- [Given records]

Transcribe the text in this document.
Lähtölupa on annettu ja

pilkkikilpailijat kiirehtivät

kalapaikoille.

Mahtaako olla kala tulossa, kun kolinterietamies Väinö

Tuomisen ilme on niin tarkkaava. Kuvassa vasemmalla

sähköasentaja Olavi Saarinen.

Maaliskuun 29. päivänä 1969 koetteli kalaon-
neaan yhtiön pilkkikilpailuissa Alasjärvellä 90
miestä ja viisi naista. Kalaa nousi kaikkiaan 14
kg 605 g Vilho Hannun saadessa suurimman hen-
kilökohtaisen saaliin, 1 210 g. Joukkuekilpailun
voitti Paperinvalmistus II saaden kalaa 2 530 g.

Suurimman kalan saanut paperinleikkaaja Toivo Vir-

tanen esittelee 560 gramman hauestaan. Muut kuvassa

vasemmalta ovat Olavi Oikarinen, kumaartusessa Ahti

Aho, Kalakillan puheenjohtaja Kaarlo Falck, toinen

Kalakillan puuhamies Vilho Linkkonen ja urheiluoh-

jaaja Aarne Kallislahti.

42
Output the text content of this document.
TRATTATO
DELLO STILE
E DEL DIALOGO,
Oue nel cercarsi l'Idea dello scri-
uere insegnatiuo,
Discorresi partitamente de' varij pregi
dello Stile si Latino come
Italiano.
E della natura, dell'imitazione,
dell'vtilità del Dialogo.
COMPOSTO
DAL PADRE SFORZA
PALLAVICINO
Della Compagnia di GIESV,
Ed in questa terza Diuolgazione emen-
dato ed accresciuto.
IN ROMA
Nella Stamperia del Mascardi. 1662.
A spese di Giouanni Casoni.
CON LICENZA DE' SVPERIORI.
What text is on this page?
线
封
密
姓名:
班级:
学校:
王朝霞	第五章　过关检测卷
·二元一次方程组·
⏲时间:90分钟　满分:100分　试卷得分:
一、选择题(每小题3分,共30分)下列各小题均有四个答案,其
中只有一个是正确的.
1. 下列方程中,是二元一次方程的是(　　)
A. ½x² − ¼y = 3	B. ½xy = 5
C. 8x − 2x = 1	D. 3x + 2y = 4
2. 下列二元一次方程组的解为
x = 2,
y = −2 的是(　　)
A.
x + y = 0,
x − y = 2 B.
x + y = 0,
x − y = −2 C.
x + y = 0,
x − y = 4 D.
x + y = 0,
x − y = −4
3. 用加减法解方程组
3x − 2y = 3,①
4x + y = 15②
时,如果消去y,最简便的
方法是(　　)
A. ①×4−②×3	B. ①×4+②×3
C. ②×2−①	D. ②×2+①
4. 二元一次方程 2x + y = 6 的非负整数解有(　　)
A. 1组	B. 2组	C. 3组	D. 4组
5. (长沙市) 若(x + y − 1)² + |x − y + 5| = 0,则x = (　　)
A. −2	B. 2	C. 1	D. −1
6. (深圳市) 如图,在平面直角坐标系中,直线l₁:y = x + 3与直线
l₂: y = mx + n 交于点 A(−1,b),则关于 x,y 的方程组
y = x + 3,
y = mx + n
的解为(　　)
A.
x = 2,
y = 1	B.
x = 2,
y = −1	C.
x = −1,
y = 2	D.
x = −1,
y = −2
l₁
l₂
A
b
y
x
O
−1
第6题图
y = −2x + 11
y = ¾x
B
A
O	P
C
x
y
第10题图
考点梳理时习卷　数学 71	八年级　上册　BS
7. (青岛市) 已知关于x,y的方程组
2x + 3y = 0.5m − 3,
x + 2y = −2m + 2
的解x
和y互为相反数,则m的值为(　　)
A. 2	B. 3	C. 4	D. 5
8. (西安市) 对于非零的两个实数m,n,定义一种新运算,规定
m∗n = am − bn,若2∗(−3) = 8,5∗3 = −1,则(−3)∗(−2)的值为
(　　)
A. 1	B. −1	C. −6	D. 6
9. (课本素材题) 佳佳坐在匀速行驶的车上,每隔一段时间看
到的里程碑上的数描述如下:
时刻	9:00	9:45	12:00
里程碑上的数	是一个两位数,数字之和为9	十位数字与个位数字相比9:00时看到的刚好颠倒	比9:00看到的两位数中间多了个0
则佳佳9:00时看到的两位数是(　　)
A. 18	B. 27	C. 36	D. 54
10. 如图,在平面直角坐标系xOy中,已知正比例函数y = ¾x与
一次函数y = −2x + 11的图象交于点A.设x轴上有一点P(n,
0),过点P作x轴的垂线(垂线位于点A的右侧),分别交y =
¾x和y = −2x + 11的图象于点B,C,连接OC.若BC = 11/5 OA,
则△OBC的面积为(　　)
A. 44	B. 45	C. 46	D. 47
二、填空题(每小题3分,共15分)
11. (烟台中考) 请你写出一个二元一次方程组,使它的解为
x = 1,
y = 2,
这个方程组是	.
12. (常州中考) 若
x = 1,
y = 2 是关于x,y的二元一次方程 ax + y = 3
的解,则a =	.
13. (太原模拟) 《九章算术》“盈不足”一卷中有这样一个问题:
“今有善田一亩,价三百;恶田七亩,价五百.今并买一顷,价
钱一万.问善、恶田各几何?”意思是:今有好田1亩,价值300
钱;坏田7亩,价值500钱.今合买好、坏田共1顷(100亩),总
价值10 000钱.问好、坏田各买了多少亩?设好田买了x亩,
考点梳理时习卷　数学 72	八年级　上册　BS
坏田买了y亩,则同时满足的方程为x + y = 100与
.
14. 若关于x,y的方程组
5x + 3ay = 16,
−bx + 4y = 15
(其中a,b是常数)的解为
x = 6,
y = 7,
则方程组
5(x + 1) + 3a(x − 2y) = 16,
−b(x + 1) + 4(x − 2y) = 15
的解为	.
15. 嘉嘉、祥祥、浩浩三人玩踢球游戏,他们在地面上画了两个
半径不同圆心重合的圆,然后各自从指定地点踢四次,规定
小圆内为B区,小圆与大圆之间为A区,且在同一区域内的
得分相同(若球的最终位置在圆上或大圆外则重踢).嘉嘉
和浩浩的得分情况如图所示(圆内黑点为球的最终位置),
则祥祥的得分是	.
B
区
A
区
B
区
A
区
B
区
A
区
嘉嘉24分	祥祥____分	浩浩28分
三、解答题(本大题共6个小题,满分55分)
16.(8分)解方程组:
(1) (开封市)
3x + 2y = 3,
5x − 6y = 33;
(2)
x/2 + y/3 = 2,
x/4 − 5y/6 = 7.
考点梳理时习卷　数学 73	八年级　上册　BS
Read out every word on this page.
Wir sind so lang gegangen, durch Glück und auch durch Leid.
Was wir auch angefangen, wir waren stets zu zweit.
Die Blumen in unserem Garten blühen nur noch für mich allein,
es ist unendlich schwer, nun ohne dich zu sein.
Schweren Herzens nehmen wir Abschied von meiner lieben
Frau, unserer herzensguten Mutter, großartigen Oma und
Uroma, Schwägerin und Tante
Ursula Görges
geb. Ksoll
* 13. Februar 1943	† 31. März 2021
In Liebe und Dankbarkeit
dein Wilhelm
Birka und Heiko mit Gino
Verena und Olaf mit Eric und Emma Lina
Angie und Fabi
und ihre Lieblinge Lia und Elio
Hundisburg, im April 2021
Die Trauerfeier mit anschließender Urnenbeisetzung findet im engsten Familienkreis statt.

- [Written task] Your task is to retype all the records above with nothing left out.

- [Result below]
Transcribe the text in this document.
Lähtölupa on annettu ja

pilkkikilpailijat kiirehtivät

kalapaikoille.

Mahtaako olla kala tulossa, kun kolinterietamies Väinö

Tuomisen ilme on niin tarkkaava. Kuvassa vasemmalla

sähköasentaja Olavi Saarinen.

Maaliskuun 29. päivänä 1969 koetteli kalaon-
neaan yhtiön pilkkikilpailuissa Alasjärvellä 90
miestä ja viisi naista. Kalaa nousi kaikkiaan 14
kg 605 g Vilho Hannun saadessa suurimman hen-
kilökohtaisen saaliin, 1 210 g. Joukkuekilpailun
voitti Paperinvalmistus II saaden kalaa 2 530 g.

Suurimman kalan saanut paperinleikkaaja Toivo Vir-

tanen esittelee 560 gramman hauestaan. Muut kuvassa

vasemmalta ovat Olavi Oikarinen, kumaartusessa Ahti

Aho, Kalakillan puheenjohtaja Kaarlo Falck, toinen

Kalakillan puuhamies Vilho Linkkonen ja urheiluoh-

jaaja Aarne Kallislahti.

42
Output the text content of this document.
TRATTATO
DELLO STILE
E DEL DIALOGO,
Oue nel cercarsi l'Idea dello scri-
uere insegnatiuo,
Discorresi partitamente de' varij pregi
dello Stile si Latino come
Italiano.
E della natura, dell'imitazione,
dell'vtilità del Dialogo.
COMPOSTO
DAL PADRE SFORZA
PALLAVICINO
Della Compagnia di GIESV,
Ed in questa terza Diuolgazione emen-
dato ed accresciuto.
IN ROMA
Nella Stamperia del Mascardi. 1662.
A spese di Giouanni Casoni.
CON LICENZA DE' SVPERIORI.
What text is on this page?
线
封
密
姓名:
班级:
学校:
王朝霞	第五章　过关检测卷
·二元一次方程组·
⏲时间:90分钟　满分:100分　试卷得分:
一、选择题(每小题3分,共30分)下列各小题均有四个答案,其
中只有一个是正确的.
1. 下列方程中,是二元一次方程的是(　　)
A. ½x² − ¼y = 3	B. ½xy = 5
C. 8x − 2x = 1	D. 3x + 2y = 4
2. 下列二元一次方程组的解为
x = 2,
y = −2 的是(　　)
A.
x + y = 0,
x − y = 2 B.
x + y = 0,
x − y = −2 C.
x + y = 0,
x − y = 4 D.
x + y = 0,
x − y = −4
3. 用加减法解方程组
3x − 2y = 3,①
4x + y = 15②
时,如果消去y,最简便的
方法是(　　)
A. ①×4−②×3	B. ①×4+②×3
C. ②×2−①	D. ②×2+①
4. 二元一次方程 2x + y = 6 的非负整数解有(　　)
A. 1组	B. 2组	C. 3组	D. 4组
5. (长沙市) 若(x + y − 1)² + |x − y + 5| = 0,则x = (　　)
A. −2	B. 2	C. 1	D. −1
6. (深圳市) 如图,在平面直角坐标系中,直线l₁:y = x + 3与直线
l₂: y = mx + n 交于点 A(−1,b),则关于 x,y 的方程组
y = x + 3,
y = mx + n
的解为(　　)
A.
x = 2,
y = 1	B.
x = 2,
y = −1	C.
x = −1,
y = 2	D.
x = −1,
y = −2
l₁
l₂
A
b
y
x
O
−1
第6题图
y = −2x + 11
y = ¾x
B
A
O	P
C
x
y
第10题图
考点梳理时习卷　数学 71	八年级　上册　BS
7. (青岛市) 已知关于x,y的方程组
2x + 3y = 0.5m − 3,
x + 2y = −2m + 2
的解x
和y互为相反数,则m的值为(　　)
A. 2	B. 3	C. 4	D. 5
8. (西安市) 对于非零的两个实数m,n,定义一种新运算,规定
m∗n = am − bn,若2∗(−3) = 8,5∗3 = −1,则(−3)∗(−2)的值为
(　　)
A. 1	B. −1	C. −6	D. 6
9. (课本素材题) 佳佳坐在匀速行驶的车上,每隔一段时间看
到的里程碑上的数描述如下:
时刻	9:00	9:45	12:00
里程碑上的数	是一个两位数,数字之和为9	十位数字与个位数字相比9:00时看到的刚好颠倒	比9:00看到的两位数中间多了个0
则佳佳9:00时看到的两位数是(　　)
A. 18	B. 27	C. 36	D. 54
10. 如图,在平面直角坐标系xOy中,已知正比例函数y = ¾x与
一次函数y = −2x + 11的图象交于点A.设x轴上有一点P(n,
0),过点P作x轴的垂线(垂线位于点A的右侧),分别交y =
¾x和y = −2x + 11的图象于点B,C,连接OC.若BC = 11/5 OA,
则△OBC的面积为(　　)
A. 44	B. 45	C. 46	D. 47
二、填空题(每小题3分,共15分)
11. (烟台中考) 请你写出一个二元一次方程组,使它的解为
x = 1,
y = 2,
这个方程组是	.
12. (常州中考) 若
x = 1,
y = 2 是关于x,y的二元一次方程 ax + y = 3
的解,则a =	.
13. (太原模拟) 《九章算术》“盈不足”一卷中有这样一个问题:
“今有善田一亩,价三百;恶田七亩,价五百.今并买一顷,价
钱一万.问善、恶田各几何?”意思是:今有好田1亩,价值300
钱;坏田7亩,价值500钱.今合买好、坏田共1顷(100亩),总
价值10 000钱.问好、坏田各买了多少亩?设好田买了x亩,
考点梳理时习卷　数学 72	八年级　上册　BS
坏田买了y亩,则同时满足的方程为x + y = 100与
.
14. 若关于x,y的方程组
5x + 3ay = 16,
−bx + 4y = 15
(其中a,b是常数)的解为
x = 6,
y = 7,
则方程组
5(x + 1) + 3a(x − 2y) = 16,
−b(x + 1) + 4(x − 2y) = 15
的解为	.
15. 嘉嘉、祥祥、浩浩三人玩踢球游戏,他们在地面上画了两个
半径不同圆心重合的圆,然后各自从指定地点踢四次,规定
小圆内为B区,小圆与大圆之间为A区,且在同一区域内的
得分相同(若球的最终位置在圆上或大圆外则重踢).嘉嘉
和浩浩的得分情况如图所示(圆内黑点为球的最终位置),
则祥祥的得分是	.
B
区
A
区
B
区
A
区
B
区
A
区
嘉嘉24分	祥祥____分	浩浩28分
三、解答题(本大题共6个小题,满分55分)
16.(8分)解方程组:
(1) (开封市)
3x + 2y = 3,
5x − 6y = 33;
(2)
x/2 + y/3 = 2,
x/4 − 5y/6 = 7.
考点梳理时习卷　数学 73	八年级　上册　BS
Read out every word on this page.
Wir sind so lang gegangen, durch Glück und auch durch Leid.
Was wir auch angefangen, wir waren stets zu zweit.
Die Blumen in unserem Garten blühen nur noch für mich allein,
es ist unendlich schwer, nun ohne dich zu sein.
Schweren Herzens nehmen wir Abschied von meiner lieben
Frau, unserer herzensguten Mutter, großartigen Oma und
Uroma, Schwägerin und Tante
Ursula Görges
geb. Ksoll
* 13. Februar 1943	† 31. März 2021
In Liebe und Dankbarkeit
dein Wilhelm
Birka und Heiko mit Gino
Verena und Olaf mit Eric und Emma Lina
Angie und Fabi
und ihre Lieblinge Lia und Elio
Hundisburg, im April 2021
Die Trauerfeier mit anschließender Urnenbeisetzung findet im engsten Familienkreis statt.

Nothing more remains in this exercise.